TASK TO COMPLETE » Retype the whole listing, please, keeping every line exact and dropping the pictures.

DATA LISTING »

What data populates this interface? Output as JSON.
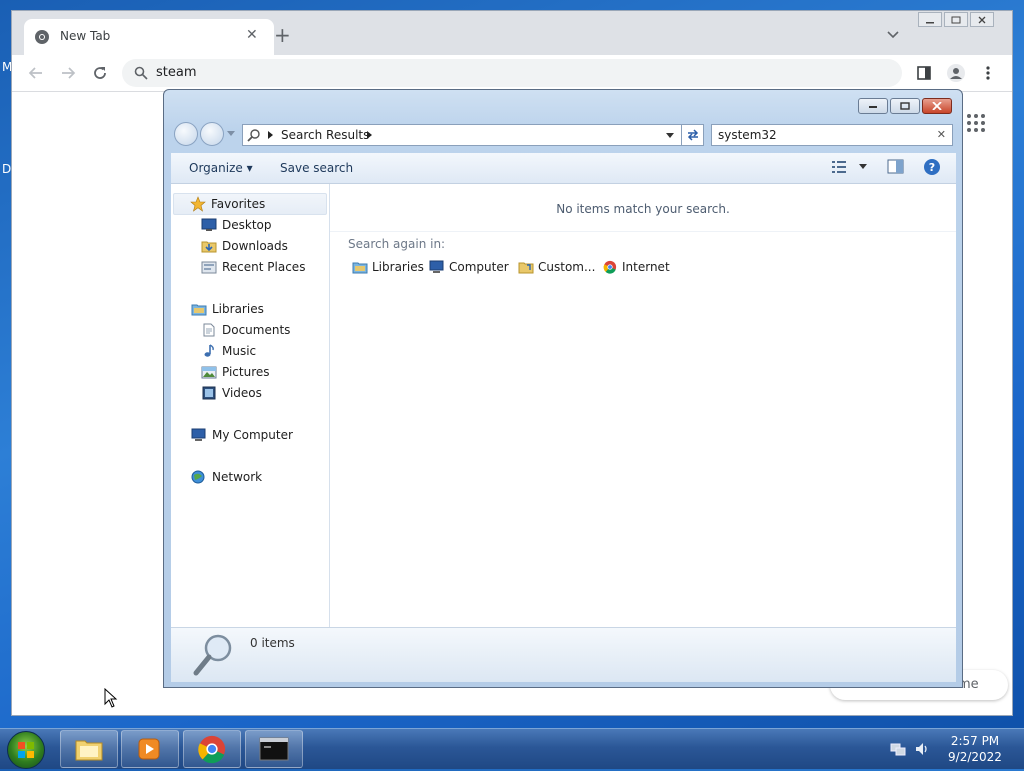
{
  "desktop": {
    "fragments": [
      "M",
      "D"
    ]
  },
  "chrome": {
    "tab": {
      "title": "New Tab"
    },
    "omnibox": {
      "text": "steam"
    },
    "bottom_pill": "me"
  },
  "explorer": {
    "address": {
      "crumb": "Search Results"
    },
    "search": {
      "value": "system32"
    },
    "commands": {
      "organize": "Organize",
      "save_search": "Save search"
    },
    "nav": {
      "favorites": "Favorites",
      "desktop": "Desktop",
      "downloads": "Downloads",
      "recent": "Recent Places",
      "libraries": "Libraries",
      "documents": "Documents",
      "music": "Music",
      "pictures": "Pictures",
      "videos": "Videos",
      "computer": "My Computer",
      "network": "Network"
    },
    "content": {
      "no_items": "No items match your search.",
      "search_again": "Search again in:",
      "locations": [
        "Libraries",
        "Computer",
        "Custom...",
        "Internet"
      ]
    },
    "details": {
      "count": "0 items"
    }
  },
  "taskbar": {
    "time": "2:57 PM",
    "date": "9/2/2022"
  }
}
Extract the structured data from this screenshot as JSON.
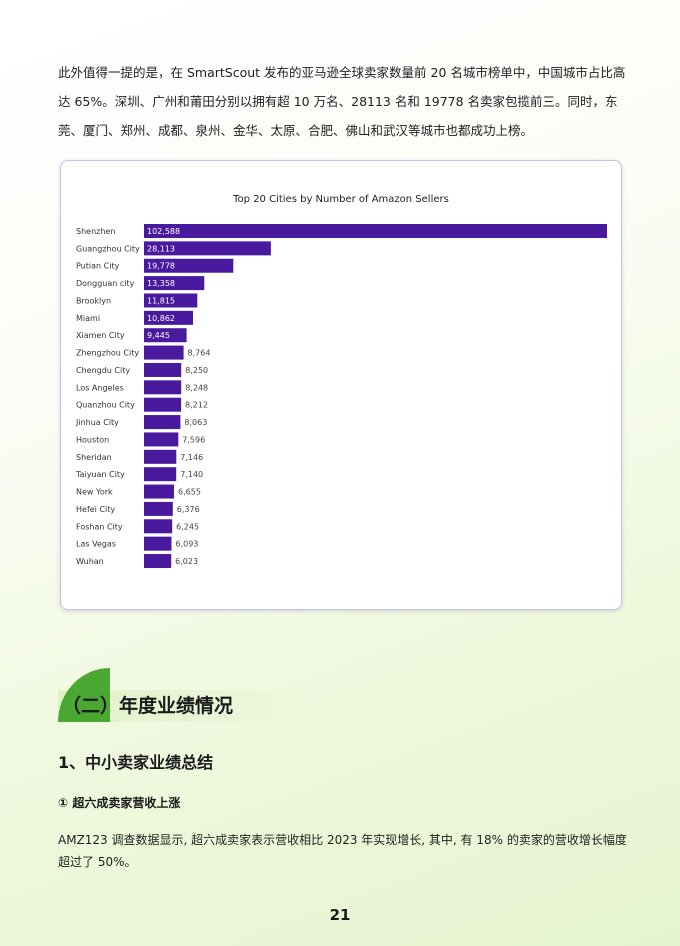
{
  "intro_paragraph": "此外值得一提的是，在 SmartScout 发布的亚马逊全球卖家数量前 20 名城市榜单中，中国城市占比高达 65%。深圳、广州和莆田分别以拥有超 10 万名、28113 名和 19778 名卖家包揽前三。同时，东莞、厦门、郑州、成都、泉州、金华、太原、合肥、佛山和武汉等城市也都成功上榜。",
  "chart_data": {
    "type": "bar",
    "orientation": "horizontal",
    "title": "Top 20 Cities by Number of Amazon Sellers",
    "xlabel": "",
    "ylabel": "",
    "grid": false,
    "legend": "none",
    "bar_color": "#4a1a9e",
    "categories": [
      "Shenzhen",
      "Guangzhou City",
      "Putian City",
      "Dongguan city",
      "Brooklyn",
      "Miami",
      "Xiamen City",
      "Zhengzhou City",
      "Chengdu City",
      "Los Angeles",
      "Quanzhou City",
      "Jinhua City",
      "Houston",
      "Sheridan",
      "Taiyuan City",
      "New York",
      "Hefei City",
      "Foshan City",
      "Las Vegas",
      "Wuhan"
    ],
    "values": [
      102588,
      28113,
      19778,
      13358,
      11815,
      10862,
      9445,
      8764,
      8250,
      8248,
      8212,
      8063,
      7596,
      7146,
      7140,
      6655,
      6376,
      6245,
      6093,
      6023
    ],
    "value_labels": [
      "102,588",
      "28,113",
      "19,778",
      "13,358",
      "11,815",
      "10,862",
      "9,445",
      "8,764",
      "8,250",
      "8,248",
      "8,212",
      "8,063",
      "7,596",
      "7,146",
      "7,140",
      "6,655",
      "6,376",
      "6,245",
      "6,093",
      "6,023"
    ]
  },
  "section": {
    "title": "（二）年度业绩情况"
  },
  "sub_heading": "1、中小卖家业绩总结",
  "point_heading": "① 超六成卖家营收上涨",
  "body_paragraph": "AMZ123 调查数据显示, 超六成卖家表示营收相比 2023 年实现增长, 其中, 有 18% 的卖家的营收增长幅度超过了 50%。",
  "page_number": "21"
}
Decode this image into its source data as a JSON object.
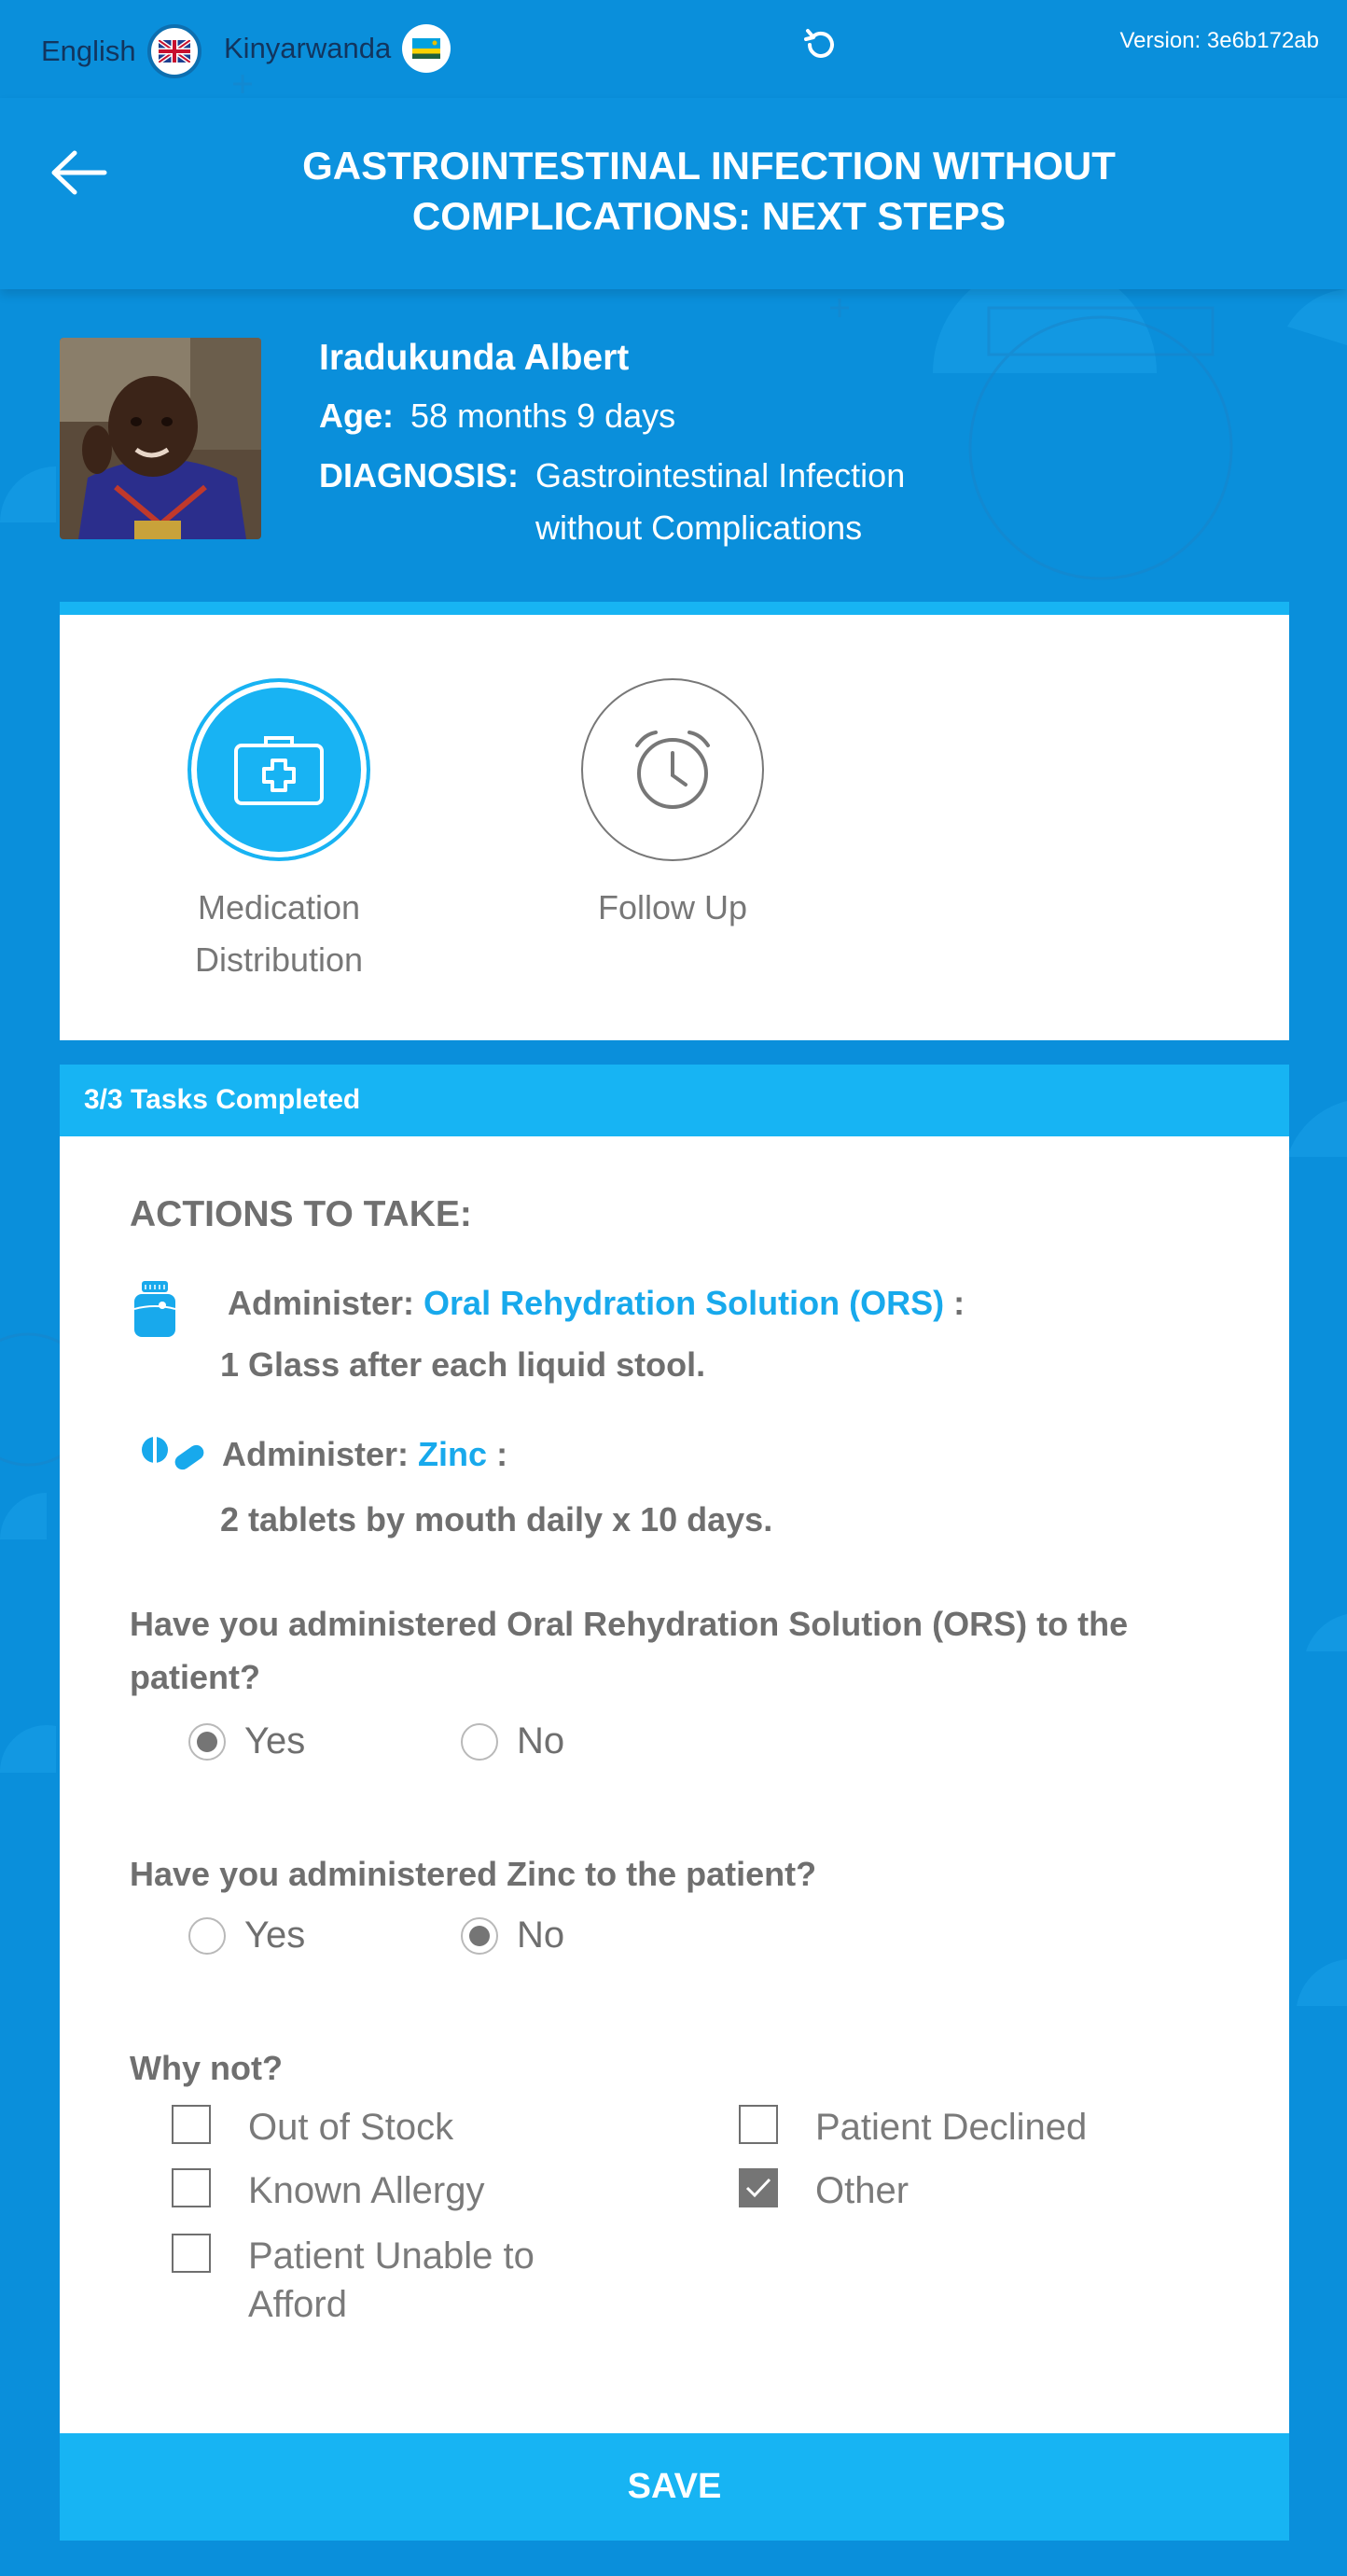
{
  "topbar": {
    "lang_english": "English",
    "lang_kinyarwanda": "Kinyarwanda",
    "version": "Version: 3e6b172ab",
    "refresh_icon": "refresh-icon",
    "flag_uk_icon": "uk-flag-icon",
    "flag_rw_icon": "rwanda-flag-icon"
  },
  "header": {
    "title_line1": "GASTROINTESTINAL INFECTION WITHOUT",
    "title_line2": "COMPLICATIONS: NEXT STEPS",
    "back_icon": "back-arrow-icon"
  },
  "patient": {
    "name": "Iradukunda Albert",
    "age_label": "Age:",
    "age_value": "58 months 9 days",
    "diagnosis_label": "DIAGNOSIS:",
    "diagnosis_line1": "Gastrointestinal Infection",
    "diagnosis_line2": "without Complications"
  },
  "steps": [
    {
      "label_line1": "Medication",
      "label_line2": "Distribution",
      "icon": "medical-kit-icon",
      "active": true
    },
    {
      "label_line1": "Follow Up",
      "label_line2": "",
      "icon": "alarm-clock-icon",
      "active": false
    }
  ],
  "tasks": {
    "status": "3/3 Tasks Completed"
  },
  "actions": {
    "heading": "ACTIONS TO TAKE:",
    "items": [
      {
        "prefix": "Administer:",
        "drug": "Oral Rehydration Solution (ORS)",
        "suffix": ":",
        "instruction": "1 Glass after each liquid stool.",
        "icon": "ors-bottle-icon"
      },
      {
        "prefix": "Administer:",
        "drug": "Zinc",
        "suffix": ":",
        "instruction": "2 tablets by mouth daily x 10 days.",
        "icon": "pills-icon"
      }
    ]
  },
  "questions": [
    {
      "line1": "Have you administered Oral Rehydration Solution (ORS) to the",
      "line2": "patient?",
      "options": [
        "Yes",
        "No"
      ],
      "selected": "Yes"
    },
    {
      "line1": "Have you administered Zinc to the patient?",
      "options": [
        "Yes",
        "No"
      ],
      "selected": "No"
    }
  ],
  "why_not": {
    "label": "Why not?",
    "options": [
      {
        "label": "Out of Stock",
        "checked": false
      },
      {
        "label": "Patient Declined",
        "checked": false
      },
      {
        "label": "Known Allergy",
        "checked": false
      },
      {
        "label": "Other",
        "checked": true
      },
      {
        "label_line1": "Patient Unable to",
        "label_line2": "Afford",
        "checked": false
      }
    ]
  },
  "save": {
    "label": "SAVE"
  },
  "colors": {
    "primary": "#0a8fdb",
    "accent": "#17b4f3",
    "text_gray": "#6f6f6f",
    "drug_blue": "#18a9ec"
  }
}
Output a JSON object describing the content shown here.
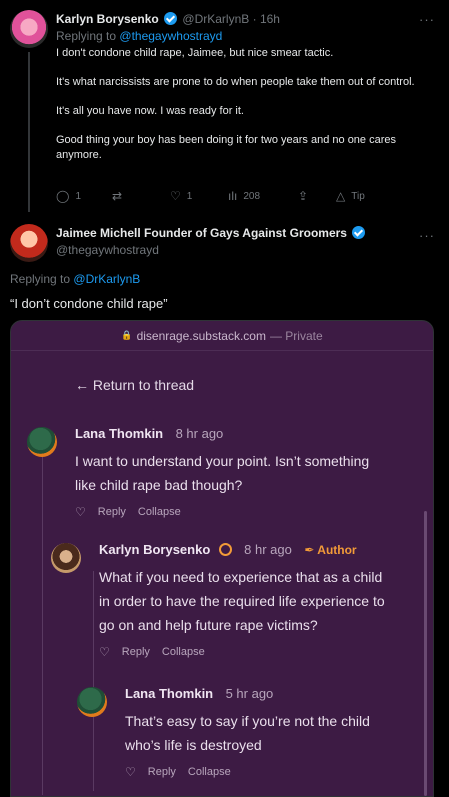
{
  "tweet1": {
    "name": "Karlyn Borysenko",
    "handle": "@DrKarlynB",
    "time": "· 16h",
    "replying_label": "Replying to",
    "replying_to": "@thegaywhostrayd",
    "paragraphs": [
      "I don't condone child rape, Jaimee, but nice smear tactic.",
      "It's what narcissists are prone to do when people take them out of control.",
      "It's all you have now. I was ready for it.",
      "Good thing your boy has been doing it for two years and no one cares anymore."
    ],
    "replies": "1",
    "likes": "1",
    "views": "208",
    "tip": "Tip",
    "more_icon": "···"
  },
  "tweet2": {
    "name": "Jaimee Michell Founder of Gays Against Groomers",
    "handle": "@thegaywhostrayd",
    "replying_label": "Replying to",
    "replying_to": "@DrKarlynB",
    "text": "“I don’t condone child rape”",
    "more_icon": "···"
  },
  "card": {
    "domain": "disenrage.substack.com",
    "privacy": "— Private",
    "return_label": "← Return to thread",
    "comments": [
      {
        "name": "Lana Thomkin",
        "time": "8 hr ago",
        "text_lines": [
          "I want to understand your point. Isn’t something",
          "like child rape bad though?"
        ],
        "reply": "Reply",
        "collapse": "Collapse"
      },
      {
        "name": "Karlyn Borysenko",
        "time": "8 hr ago",
        "author": "Author",
        "text_lines": [
          "What if you need to experience that as a child",
          "in order to have the required life experience to",
          "go on and help future rape victims?"
        ],
        "reply": "Reply",
        "collapse": "Collapse"
      },
      {
        "name": "Lana Thomkin",
        "time": "5 hr ago",
        "text_lines": [
          "That’s easy to say if you’re not the child",
          "who’s life is destroyed"
        ],
        "reply": "Reply",
        "collapse": "Collapse"
      }
    ]
  }
}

WRITTEN SOLUTION »
What data populates this interface? Output as JSON.
{
  "desktop": {
    "fragments": [
      "M",
      "D"
    ]
  },
  "chrome": {
    "tab": {
      "title": "New Tab"
    },
    "omnibox": {
      "text": "steam"
    },
    "bottom_pill": "me"
  },
  "explorer": {
    "address": {
      "crumb": "Search Results"
    },
    "search": {
      "value": "system32"
    },
    "commands": {
      "organize": "Organize",
      "save_search": "Save search"
    },
    "nav": {
      "favorites": "Favorites",
      "desktop": "Desktop",
      "downloads": "Downloads",
      "recent": "Recent Places",
      "libraries": "Libraries",
      "documents": "Documents",
      "music": "Music",
      "pictures": "Pictures",
      "videos": "Videos",
      "computer": "My Computer",
      "network": "Network"
    },
    "content": {
      "no_items": "No items match your search.",
      "search_again": "Search again in:",
      "locations": [
        "Libraries",
        "Computer",
        "Custom...",
        "Internet"
      ]
    },
    "details": {
      "count": "0 items"
    }
  },
  "taskbar": {
    "time": "2:57 PM",
    "date": "9/2/2022"
  }
}
Extract the structured data from this screenshot as JSON.
{
  "intro_paragraph": "此外值得一提的是，在 SmartScout 发布的亚马逊全球卖家数量前 20 名城市榜单中，中国城市占比高达 65%。深圳、广州和莆田分别以拥有超 10 万名、28113 名和 19778 名卖家包揽前三。同时，东莞、厦门、郑州、成都、泉州、金华、太原、合肥、佛山和武汉等城市也都成功上榜。",
  "chart_data": {
    "type": "bar",
    "orientation": "horizontal",
    "title": "Top 20 Cities by Number of Amazon Sellers",
    "xlabel": "",
    "ylabel": "",
    "grid": false,
    "legend": "none",
    "bar_color": "#4a1a9e",
    "categories": [
      "Shenzhen",
      "Guangzhou City",
      "Putian City",
      "Dongguan city",
      "Brooklyn",
      "Miami",
      "Xiamen City",
      "Zhengzhou City",
      "Chengdu City",
      "Los Angeles",
      "Quanzhou City",
      "Jinhua City",
      "Houston",
      "Sheridan",
      "Taiyuan City",
      "New York",
      "Hefei City",
      "Foshan City",
      "Las Vegas",
      "Wuhan"
    ],
    "values": [
      102588,
      28113,
      19778,
      13358,
      11815,
      10862,
      9445,
      8764,
      8250,
      8248,
      8212,
      8063,
      7596,
      7146,
      7140,
      6655,
      6376,
      6245,
      6093,
      6023
    ],
    "value_labels": [
      "102,588",
      "28,113",
      "19,778",
      "13,358",
      "11,815",
      "10,862",
      "9,445",
      "8,764",
      "8,250",
      "8,248",
      "8,212",
      "8,063",
      "7,596",
      "7,146",
      "7,140",
      "6,655",
      "6,376",
      "6,245",
      "6,093",
      "6,023"
    ]
  },
  "section": {
    "title": "（二）年度业绩情况"
  },
  "sub_heading": "1、中小卖家业绩总结",
  "point_heading": "① 超六成卖家营收上涨",
  "body_paragraph": "AMZ123 调查数据显示, 超六成卖家表示营收相比 2023 年实现增长, 其中, 有 18% 的卖家的营收增长幅度超过了 50%。",
  "page_number": "21"
}
Decode this image into its source data as a JSON object.
{
  "topbar": {
    "lang_english": "English",
    "lang_kinyarwanda": "Kinyarwanda",
    "version": "Version: 3e6b172ab",
    "refresh_icon": "refresh-icon",
    "flag_uk_icon": "uk-flag-icon",
    "flag_rw_icon": "rwanda-flag-icon"
  },
  "header": {
    "title_line1": "GASTROINTESTINAL INFECTION WITHOUT",
    "title_line2": "COMPLICATIONS: NEXT STEPS",
    "back_icon": "back-arrow-icon"
  },
  "patient": {
    "name": "Iradukunda Albert",
    "age_label": "Age:",
    "age_value": "58 months 9 days",
    "diagnosis_label": "DIAGNOSIS:",
    "diagnosis_line1": "Gastrointestinal Infection",
    "diagnosis_line2": "without Complications"
  },
  "steps": [
    {
      "label_line1": "Medication",
      "label_line2": "Distribution",
      "icon": "medical-kit-icon",
      "active": true
    },
    {
      "label_line1": "Follow Up",
      "label_line2": "",
      "icon": "alarm-clock-icon",
      "active": false
    }
  ],
  "tasks": {
    "status": "3/3 Tasks Completed"
  },
  "actions": {
    "heading": "ACTIONS TO TAKE:",
    "items": [
      {
        "prefix": "Administer:",
        "drug": "Oral Rehydration Solution (ORS)",
        "suffix": ":",
        "instruction": "1 Glass after each liquid stool.",
        "icon": "ors-bottle-icon"
      },
      {
        "prefix": "Administer:",
        "drug": "Zinc",
        "suffix": ":",
        "instruction": "2 tablets by mouth daily x 10 days.",
        "icon": "pills-icon"
      }
    ]
  },
  "questions": [
    {
      "line1": "Have you administered Oral Rehydration Solution (ORS) to the",
      "line2": "patient?",
      "options": [
        "Yes",
        "No"
      ],
      "selected": "Yes"
    },
    {
      "line1": "Have you administered Zinc to the patient?",
      "options": [
        "Yes",
        "No"
      ],
      "selected": "No"
    }
  ],
  "why_not": {
    "label": "Why not?",
    "options": [
      {
        "label": "Out of Stock",
        "checked": false
      },
      {
        "label": "Patient Declined",
        "checked": false
      },
      {
        "label": "Known Allergy",
        "checked": false
      },
      {
        "label": "Other",
        "checked": true
      },
      {
        "label_line1": "Patient Unable to",
        "label_line2": "Afford",
        "checked": false
      }
    ]
  },
  "save": {
    "label": "SAVE"
  },
  "colors": {
    "primary": "#0a8fdb",
    "accent": "#17b4f3",
    "text_gray": "#6f6f6f",
    "drug_blue": "#18a9ec"
  }
}
Output a JSON object describing the content shown here.
{
  "tweet1": {
    "name": "Karlyn Borysenko",
    "handle": "@DrKarlynB",
    "time": "· 16h",
    "replying_label": "Replying to",
    "replying_to": "@thegaywhostrayd",
    "paragraphs": [
      "I don't condone child rape, Jaimee, but nice smear tactic.",
      "It's what narcissists are prone to do when people take them out of control.",
      "It's all you have now. I was ready for it.",
      "Good thing your boy has been doing it for two years and no one cares anymore."
    ],
    "replies": "1",
    "likes": "1",
    "views": "208",
    "tip": "Tip",
    "more_icon": "···"
  },
  "tweet2": {
    "name": "Jaimee Michell Founder of Gays Against Groomers",
    "handle": "@thegaywhostrayd",
    "replying_label": "Replying to",
    "replying_to": "@DrKarlynB",
    "text": "“I don’t condone child rape”",
    "more_icon": "···"
  },
  "card": {
    "domain": "disenrage.substack.com",
    "privacy": "— Private",
    "return_label": "← Return to thread",
    "comments": [
      {
        "name": "Lana Thomkin",
        "time": "8 hr ago",
        "text_lines": [
          "I want to understand your point. Isn’t something",
          "like child rape bad though?"
        ],
        "reply": "Reply",
        "collapse": "Collapse"
      },
      {
        "name": "Karlyn Borysenko",
        "time": "8 hr ago",
        "author": "Author",
        "text_lines": [
          "What if you need to experience that as a child",
          "in order to have the required life experience to",
          "go on and help future rape victims?"
        ],
        "reply": "Reply",
        "collapse": "Collapse"
      },
      {
        "name": "Lana Thomkin",
        "time": "5 hr ago",
        "text_lines": [
          "That’s easy to say if you’re not the child",
          "who’s life is destroyed"
        ],
        "reply": "Reply",
        "collapse": "Collapse"
      }
    ]
  }
}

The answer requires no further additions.